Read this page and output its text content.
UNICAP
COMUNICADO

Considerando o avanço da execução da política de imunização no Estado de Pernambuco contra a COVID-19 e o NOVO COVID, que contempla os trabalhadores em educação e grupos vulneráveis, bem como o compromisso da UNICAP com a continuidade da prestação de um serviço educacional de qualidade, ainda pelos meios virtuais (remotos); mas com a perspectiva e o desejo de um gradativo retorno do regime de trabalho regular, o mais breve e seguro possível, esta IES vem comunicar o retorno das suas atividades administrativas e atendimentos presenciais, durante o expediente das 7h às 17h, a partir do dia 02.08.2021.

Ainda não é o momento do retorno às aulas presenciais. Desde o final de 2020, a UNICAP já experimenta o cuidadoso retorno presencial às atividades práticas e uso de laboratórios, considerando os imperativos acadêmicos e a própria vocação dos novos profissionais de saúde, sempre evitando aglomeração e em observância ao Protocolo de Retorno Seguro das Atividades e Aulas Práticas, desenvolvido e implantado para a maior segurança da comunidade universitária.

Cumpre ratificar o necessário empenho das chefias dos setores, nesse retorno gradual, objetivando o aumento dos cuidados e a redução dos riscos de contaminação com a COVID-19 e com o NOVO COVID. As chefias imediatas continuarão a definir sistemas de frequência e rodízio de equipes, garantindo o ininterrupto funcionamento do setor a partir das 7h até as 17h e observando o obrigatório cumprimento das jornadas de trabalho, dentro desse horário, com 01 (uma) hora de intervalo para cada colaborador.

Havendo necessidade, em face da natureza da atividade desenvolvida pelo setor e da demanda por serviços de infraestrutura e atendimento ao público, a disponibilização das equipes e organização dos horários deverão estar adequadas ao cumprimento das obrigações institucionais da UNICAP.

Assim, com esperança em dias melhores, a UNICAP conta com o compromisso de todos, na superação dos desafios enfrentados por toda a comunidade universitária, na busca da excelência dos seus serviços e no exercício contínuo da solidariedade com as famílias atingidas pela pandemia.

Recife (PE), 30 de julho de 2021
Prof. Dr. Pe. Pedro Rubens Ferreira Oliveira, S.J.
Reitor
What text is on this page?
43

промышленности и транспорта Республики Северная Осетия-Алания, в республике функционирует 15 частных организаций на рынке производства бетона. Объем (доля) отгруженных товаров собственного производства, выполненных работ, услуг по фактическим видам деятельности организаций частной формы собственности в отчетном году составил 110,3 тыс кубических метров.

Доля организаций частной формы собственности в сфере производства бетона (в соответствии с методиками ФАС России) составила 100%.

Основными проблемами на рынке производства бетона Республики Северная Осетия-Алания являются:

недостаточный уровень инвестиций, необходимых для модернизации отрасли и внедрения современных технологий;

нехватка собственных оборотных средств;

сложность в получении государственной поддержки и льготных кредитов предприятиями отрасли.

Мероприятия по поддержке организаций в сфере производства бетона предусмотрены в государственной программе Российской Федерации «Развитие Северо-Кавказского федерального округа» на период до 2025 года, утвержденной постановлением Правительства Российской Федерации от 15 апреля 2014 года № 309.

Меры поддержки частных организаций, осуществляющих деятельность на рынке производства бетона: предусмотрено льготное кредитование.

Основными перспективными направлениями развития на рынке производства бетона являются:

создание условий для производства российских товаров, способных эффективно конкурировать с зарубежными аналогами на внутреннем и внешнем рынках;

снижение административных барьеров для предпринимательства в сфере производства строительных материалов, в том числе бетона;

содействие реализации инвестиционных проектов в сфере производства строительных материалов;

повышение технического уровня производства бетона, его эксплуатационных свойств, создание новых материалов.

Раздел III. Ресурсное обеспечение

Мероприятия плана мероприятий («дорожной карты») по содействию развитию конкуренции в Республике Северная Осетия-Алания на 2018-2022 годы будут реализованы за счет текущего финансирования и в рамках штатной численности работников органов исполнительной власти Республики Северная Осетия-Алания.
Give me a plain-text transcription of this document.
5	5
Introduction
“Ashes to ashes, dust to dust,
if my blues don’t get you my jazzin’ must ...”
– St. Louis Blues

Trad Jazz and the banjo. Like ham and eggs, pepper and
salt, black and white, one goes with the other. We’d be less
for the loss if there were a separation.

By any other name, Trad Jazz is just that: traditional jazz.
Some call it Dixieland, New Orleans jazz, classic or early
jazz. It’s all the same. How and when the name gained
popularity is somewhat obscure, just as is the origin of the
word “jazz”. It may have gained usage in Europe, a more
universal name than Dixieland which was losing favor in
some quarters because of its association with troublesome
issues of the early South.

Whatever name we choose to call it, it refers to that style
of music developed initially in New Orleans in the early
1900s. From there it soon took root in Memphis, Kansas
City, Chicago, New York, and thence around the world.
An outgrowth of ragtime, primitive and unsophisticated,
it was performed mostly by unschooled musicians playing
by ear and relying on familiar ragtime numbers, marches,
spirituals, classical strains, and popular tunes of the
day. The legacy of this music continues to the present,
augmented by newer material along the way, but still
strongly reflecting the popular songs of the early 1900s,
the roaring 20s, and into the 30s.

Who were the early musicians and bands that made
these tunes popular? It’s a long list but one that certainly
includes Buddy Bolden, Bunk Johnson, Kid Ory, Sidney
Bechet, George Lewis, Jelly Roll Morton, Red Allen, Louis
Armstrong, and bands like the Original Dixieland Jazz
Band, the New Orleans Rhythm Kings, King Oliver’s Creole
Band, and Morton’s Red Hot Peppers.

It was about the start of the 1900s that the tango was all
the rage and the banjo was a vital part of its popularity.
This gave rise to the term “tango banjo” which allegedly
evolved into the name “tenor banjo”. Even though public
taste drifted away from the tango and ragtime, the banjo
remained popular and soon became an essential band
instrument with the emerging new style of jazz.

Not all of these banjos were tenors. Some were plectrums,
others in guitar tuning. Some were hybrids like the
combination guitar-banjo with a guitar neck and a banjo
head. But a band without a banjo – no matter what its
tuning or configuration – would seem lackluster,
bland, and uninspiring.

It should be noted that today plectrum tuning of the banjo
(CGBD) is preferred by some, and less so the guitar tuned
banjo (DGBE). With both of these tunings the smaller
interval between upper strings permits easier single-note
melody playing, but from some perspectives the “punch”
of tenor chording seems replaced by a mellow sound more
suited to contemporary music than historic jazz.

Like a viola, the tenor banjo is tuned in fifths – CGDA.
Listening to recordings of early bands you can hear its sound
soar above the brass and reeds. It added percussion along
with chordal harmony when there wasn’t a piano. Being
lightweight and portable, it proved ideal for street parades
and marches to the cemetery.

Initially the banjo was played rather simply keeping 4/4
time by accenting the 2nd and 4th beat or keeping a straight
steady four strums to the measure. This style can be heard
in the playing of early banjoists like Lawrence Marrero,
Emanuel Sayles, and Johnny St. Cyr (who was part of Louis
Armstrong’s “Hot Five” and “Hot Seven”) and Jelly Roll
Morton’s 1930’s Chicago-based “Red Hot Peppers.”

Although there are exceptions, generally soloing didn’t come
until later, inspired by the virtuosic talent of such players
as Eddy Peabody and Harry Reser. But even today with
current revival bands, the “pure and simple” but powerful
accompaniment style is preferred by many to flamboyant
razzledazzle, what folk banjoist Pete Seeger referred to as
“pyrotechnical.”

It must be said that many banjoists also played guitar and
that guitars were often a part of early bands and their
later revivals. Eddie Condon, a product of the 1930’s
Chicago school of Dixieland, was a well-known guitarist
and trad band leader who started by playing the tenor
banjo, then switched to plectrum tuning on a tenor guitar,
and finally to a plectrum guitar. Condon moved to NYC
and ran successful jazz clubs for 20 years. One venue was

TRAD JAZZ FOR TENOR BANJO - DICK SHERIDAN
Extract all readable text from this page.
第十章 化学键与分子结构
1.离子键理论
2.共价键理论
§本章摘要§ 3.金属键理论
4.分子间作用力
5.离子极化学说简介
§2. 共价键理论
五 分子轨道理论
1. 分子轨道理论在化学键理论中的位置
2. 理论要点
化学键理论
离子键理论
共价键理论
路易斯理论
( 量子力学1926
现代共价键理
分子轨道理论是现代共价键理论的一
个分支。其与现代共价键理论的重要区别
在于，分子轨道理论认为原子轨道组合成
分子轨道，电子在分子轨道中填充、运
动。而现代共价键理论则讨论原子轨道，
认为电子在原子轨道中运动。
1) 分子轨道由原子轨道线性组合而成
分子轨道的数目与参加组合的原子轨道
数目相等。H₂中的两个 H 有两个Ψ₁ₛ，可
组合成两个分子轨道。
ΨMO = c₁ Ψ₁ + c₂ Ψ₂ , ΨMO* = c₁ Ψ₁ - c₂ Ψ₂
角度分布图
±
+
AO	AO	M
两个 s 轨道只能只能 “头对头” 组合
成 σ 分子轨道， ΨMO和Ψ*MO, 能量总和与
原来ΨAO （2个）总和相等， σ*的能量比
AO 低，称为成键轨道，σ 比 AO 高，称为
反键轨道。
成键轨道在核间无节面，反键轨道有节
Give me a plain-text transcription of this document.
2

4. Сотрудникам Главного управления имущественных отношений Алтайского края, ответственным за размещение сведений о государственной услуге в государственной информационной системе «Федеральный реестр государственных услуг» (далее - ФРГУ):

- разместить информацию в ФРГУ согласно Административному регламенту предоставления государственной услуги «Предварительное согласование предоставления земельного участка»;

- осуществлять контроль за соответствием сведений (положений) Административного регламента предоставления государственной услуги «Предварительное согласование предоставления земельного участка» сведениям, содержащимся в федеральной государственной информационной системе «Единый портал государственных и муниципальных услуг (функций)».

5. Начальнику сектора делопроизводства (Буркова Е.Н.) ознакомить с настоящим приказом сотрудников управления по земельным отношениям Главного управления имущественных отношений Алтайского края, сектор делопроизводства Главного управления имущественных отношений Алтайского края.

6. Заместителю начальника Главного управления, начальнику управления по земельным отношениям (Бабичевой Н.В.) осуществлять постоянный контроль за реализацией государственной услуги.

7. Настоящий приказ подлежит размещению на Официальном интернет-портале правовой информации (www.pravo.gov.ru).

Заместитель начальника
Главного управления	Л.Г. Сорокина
━━━━━━━━━━━━━━━━
Report all lines of the data that include the word "universitária".

Ainda não é o momento do retorno às aulas presenciais. Desde o final de 2020, a UNICAP já experimenta o cuidadoso retorno presencial às atividades práticas e uso de laboratórios, considerando os imperativos acadêmicos e a própria vocação dos novos profissionais de saúde, sempre evitando aglomeração e em observância ao Protocolo de Retorno Seguro das Atividades e Aulas Práticas, desenvolvido e implantado para a maior segurança da comunidade universitária.
Assim, com esperança em dias melhores, a UNICAP conta com o compromisso de todos, na superação dos desafios enfrentados por toda a comunidade universitária, na busca da excelência dos seus serviços e no exercício contínuo da solidariedade com as famílias atingidas pela pandemia.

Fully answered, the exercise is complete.